§ **STATED PROBLEM**
Restate the data exactly as given and keep the pictures out.

* begin EXCERPTED RECORDS *

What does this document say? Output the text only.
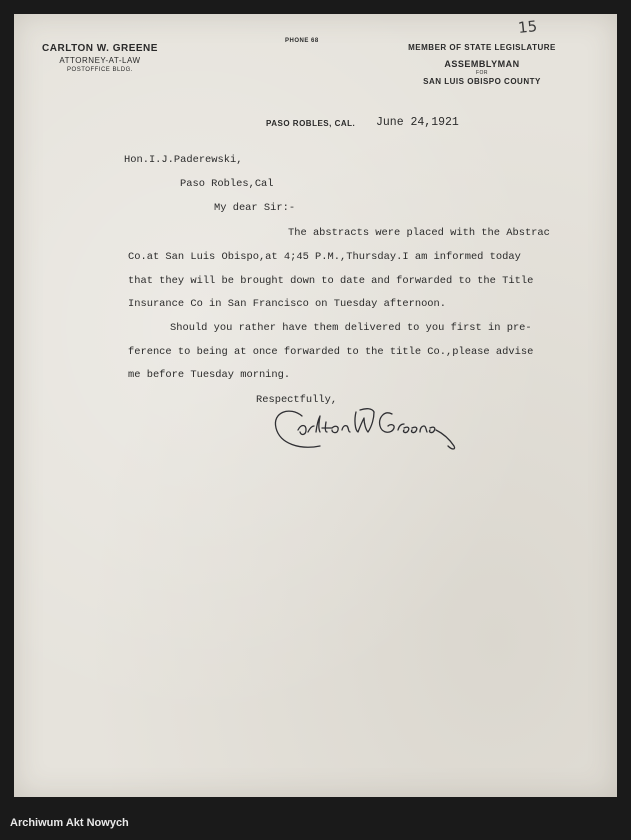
15
CARLTON W. GREENE
ATTORNEY-AT-LAW
POSTOFFICE BLDG.
PHONE 68
MEMBER OF STATE LEGISLATURE
ASSEMBLYMAN
FOR
SAN LUIS OBISPO COUNTY
PASO ROBLES, CAL. June 24,1921
Hon.I.J.Paderewski,
Paso Robles,Cal
My dear Sir:-
The abstracts were placed with the Abstrac
Co.at San Luis Obispo,at 4;45 P.M.,Thursday.I am informed today
that they will be brought down to date and forwarded to the Title
Insurance Co in San Francisco on Tuesday afternoon.
Should you rather have them delivered to you first in pre-
ference to being at once forwarded to the title Co.,please advise
me before Tuesday morning.
Respectfully,
Archiwum Akt Nowych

* end EXCERPTED RECORDS *

§ **WRITTEN ANSWER**
What does this document say? Output the text only.
15
CARLTON W. GREENE
ATTORNEY-AT-LAW
POSTOFFICE BLDG.
PHONE 68
MEMBER OF STATE LEGISLATURE
ASSEMBLYMAN
FOR
SAN LUIS OBISPO COUNTY
PASO ROBLES, CAL. June 24,1921
Hon.I.J.Paderewski,
Paso Robles,Cal
My dear Sir:-
The abstracts were placed with the Abstrac
Co.at San Luis Obispo,at 4;45 P.M.,Thursday.I am informed today
that they will be brought down to date and forwarded to the Title
Insurance Co in San Francisco on Tuesday afternoon.
Should you rather have them delivered to you first in pre-
ference to being at once forwarded to the title Co.,please advise
me before Tuesday morning.
Respectfully,
Archiwum Akt Nowych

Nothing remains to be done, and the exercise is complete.